- Stated goal: Write the entries below out again exactly; any picture in them stays out.

(Figure record extracts)
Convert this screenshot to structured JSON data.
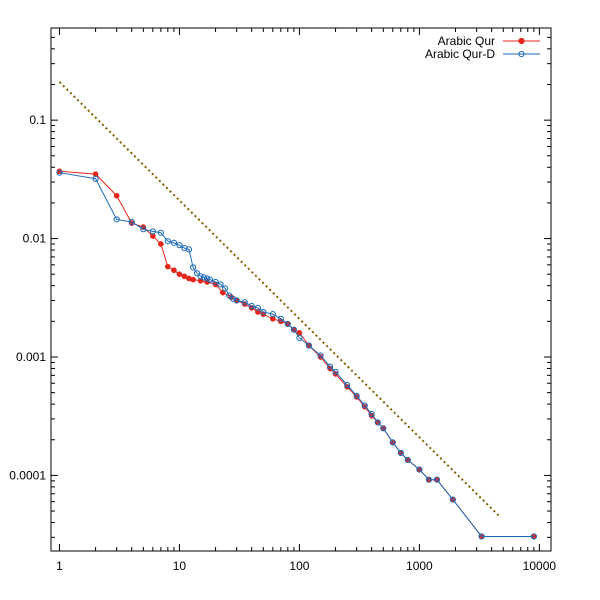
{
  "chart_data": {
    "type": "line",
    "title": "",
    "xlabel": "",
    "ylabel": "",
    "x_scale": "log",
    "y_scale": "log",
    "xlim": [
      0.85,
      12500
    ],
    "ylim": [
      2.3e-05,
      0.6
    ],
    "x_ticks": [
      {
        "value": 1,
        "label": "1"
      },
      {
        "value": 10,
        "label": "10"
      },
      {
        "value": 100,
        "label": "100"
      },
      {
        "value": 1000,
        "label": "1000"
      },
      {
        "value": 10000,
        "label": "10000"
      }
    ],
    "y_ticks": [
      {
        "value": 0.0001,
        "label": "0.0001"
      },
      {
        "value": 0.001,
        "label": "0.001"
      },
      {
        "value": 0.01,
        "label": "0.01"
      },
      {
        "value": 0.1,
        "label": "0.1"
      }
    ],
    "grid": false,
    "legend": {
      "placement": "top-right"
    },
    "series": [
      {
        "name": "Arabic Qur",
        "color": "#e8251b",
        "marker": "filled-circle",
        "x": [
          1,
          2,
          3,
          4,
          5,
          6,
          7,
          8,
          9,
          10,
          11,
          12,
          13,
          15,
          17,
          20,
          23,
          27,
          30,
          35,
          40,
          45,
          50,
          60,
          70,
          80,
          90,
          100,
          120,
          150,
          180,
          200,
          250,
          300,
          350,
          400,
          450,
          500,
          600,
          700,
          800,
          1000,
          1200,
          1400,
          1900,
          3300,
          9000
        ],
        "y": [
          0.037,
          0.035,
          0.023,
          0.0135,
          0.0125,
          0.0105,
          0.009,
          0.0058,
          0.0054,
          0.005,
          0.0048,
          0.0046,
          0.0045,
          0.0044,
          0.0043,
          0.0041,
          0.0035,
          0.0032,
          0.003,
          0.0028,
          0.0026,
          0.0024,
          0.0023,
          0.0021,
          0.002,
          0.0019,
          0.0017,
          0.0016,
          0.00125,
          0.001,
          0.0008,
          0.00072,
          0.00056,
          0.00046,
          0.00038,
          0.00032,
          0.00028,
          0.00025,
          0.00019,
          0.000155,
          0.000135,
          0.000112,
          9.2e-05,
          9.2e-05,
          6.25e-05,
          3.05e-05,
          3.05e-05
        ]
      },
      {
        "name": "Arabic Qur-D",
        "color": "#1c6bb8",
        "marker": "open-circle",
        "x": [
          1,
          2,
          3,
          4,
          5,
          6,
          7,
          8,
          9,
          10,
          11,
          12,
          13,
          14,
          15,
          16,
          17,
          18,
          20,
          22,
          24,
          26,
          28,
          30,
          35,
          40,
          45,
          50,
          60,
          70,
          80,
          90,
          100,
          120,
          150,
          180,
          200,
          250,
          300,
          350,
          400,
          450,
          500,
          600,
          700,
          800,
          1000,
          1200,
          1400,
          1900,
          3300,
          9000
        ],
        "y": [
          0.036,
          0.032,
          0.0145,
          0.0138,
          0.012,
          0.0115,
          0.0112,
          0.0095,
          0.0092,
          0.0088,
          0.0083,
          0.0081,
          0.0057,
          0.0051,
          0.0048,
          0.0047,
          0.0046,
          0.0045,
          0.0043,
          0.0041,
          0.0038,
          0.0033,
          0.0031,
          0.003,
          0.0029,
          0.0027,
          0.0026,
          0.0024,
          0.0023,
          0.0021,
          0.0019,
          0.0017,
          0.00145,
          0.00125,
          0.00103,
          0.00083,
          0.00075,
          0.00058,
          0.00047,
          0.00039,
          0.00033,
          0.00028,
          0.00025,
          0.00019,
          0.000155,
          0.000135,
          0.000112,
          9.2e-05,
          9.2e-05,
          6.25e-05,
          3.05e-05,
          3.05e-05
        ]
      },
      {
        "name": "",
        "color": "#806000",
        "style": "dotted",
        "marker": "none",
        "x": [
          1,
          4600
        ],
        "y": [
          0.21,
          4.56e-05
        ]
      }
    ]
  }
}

- Completed exercise:
Convert this screenshot to structured JSON data.
{
  "chart_data": {
    "type": "line",
    "title": "",
    "xlabel": "",
    "ylabel": "",
    "x_scale": "log",
    "y_scale": "log",
    "xlim": [
      0.85,
      12500
    ],
    "ylim": [
      2.3e-05,
      0.6
    ],
    "x_ticks": [
      {
        "value": 1,
        "label": "1"
      },
      {
        "value": 10,
        "label": "10"
      },
      {
        "value": 100,
        "label": "100"
      },
      {
        "value": 1000,
        "label": "1000"
      },
      {
        "value": 10000,
        "label": "10000"
      }
    ],
    "y_ticks": [
      {
        "value": 0.0001,
        "label": "0.0001"
      },
      {
        "value": 0.001,
        "label": "0.001"
      },
      {
        "value": 0.01,
        "label": "0.01"
      },
      {
        "value": 0.1,
        "label": "0.1"
      }
    ],
    "grid": false,
    "legend": {
      "placement": "top-right"
    },
    "series": [
      {
        "name": "Arabic Qur",
        "color": "#e8251b",
        "marker": "filled-circle",
        "x": [
          1,
          2,
          3,
          4,
          5,
          6,
          7,
          8,
          9,
          10,
          11,
          12,
          13,
          15,
          17,
          20,
          23,
          27,
          30,
          35,
          40,
          45,
          50,
          60,
          70,
          80,
          90,
          100,
          120,
          150,
          180,
          200,
          250,
          300,
          350,
          400,
          450,
          500,
          600,
          700,
          800,
          1000,
          1200,
          1400,
          1900,
          3300,
          9000
        ],
        "y": [
          0.037,
          0.035,
          0.023,
          0.0135,
          0.0125,
          0.0105,
          0.009,
          0.0058,
          0.0054,
          0.005,
          0.0048,
          0.0046,
          0.0045,
          0.0044,
          0.0043,
          0.0041,
          0.0035,
          0.0032,
          0.003,
          0.0028,
          0.0026,
          0.0024,
          0.0023,
          0.0021,
          0.002,
          0.0019,
          0.0017,
          0.0016,
          0.00125,
          0.001,
          0.0008,
          0.00072,
          0.00056,
          0.00046,
          0.00038,
          0.00032,
          0.00028,
          0.00025,
          0.00019,
          0.000155,
          0.000135,
          0.000112,
          9.2e-05,
          9.2e-05,
          6.25e-05,
          3.05e-05,
          3.05e-05
        ]
      },
      {
        "name": "Arabic Qur-D",
        "color": "#1c6bb8",
        "marker": "open-circle",
        "x": [
          1,
          2,
          3,
          4,
          5,
          6,
          7,
          8,
          9,
          10,
          11,
          12,
          13,
          14,
          15,
          16,
          17,
          18,
          20,
          22,
          24,
          26,
          28,
          30,
          35,
          40,
          45,
          50,
          60,
          70,
          80,
          90,
          100,
          120,
          150,
          180,
          200,
          250,
          300,
          350,
          400,
          450,
          500,
          600,
          700,
          800,
          1000,
          1200,
          1400,
          1900,
          3300,
          9000
        ],
        "y": [
          0.036,
          0.032,
          0.0145,
          0.0138,
          0.012,
          0.0115,
          0.0112,
          0.0095,
          0.0092,
          0.0088,
          0.0083,
          0.0081,
          0.0057,
          0.0051,
          0.0048,
          0.0047,
          0.0046,
          0.0045,
          0.0043,
          0.0041,
          0.0038,
          0.0033,
          0.0031,
          0.003,
          0.0029,
          0.0027,
          0.0026,
          0.0024,
          0.0023,
          0.0021,
          0.0019,
          0.0017,
          0.00145,
          0.00125,
          0.00103,
          0.00083,
          0.00075,
          0.00058,
          0.00047,
          0.00039,
          0.00033,
          0.00028,
          0.00025,
          0.00019,
          0.000155,
          0.000135,
          0.000112,
          9.2e-05,
          9.2e-05,
          6.25e-05,
          3.05e-05,
          3.05e-05
        ]
      },
      {
        "name": "",
        "color": "#806000",
        "style": "dotted",
        "marker": "none",
        "x": [
          1,
          4600
        ],
        "y": [
          0.21,
          4.56e-05
        ]
      }
    ]
  }
}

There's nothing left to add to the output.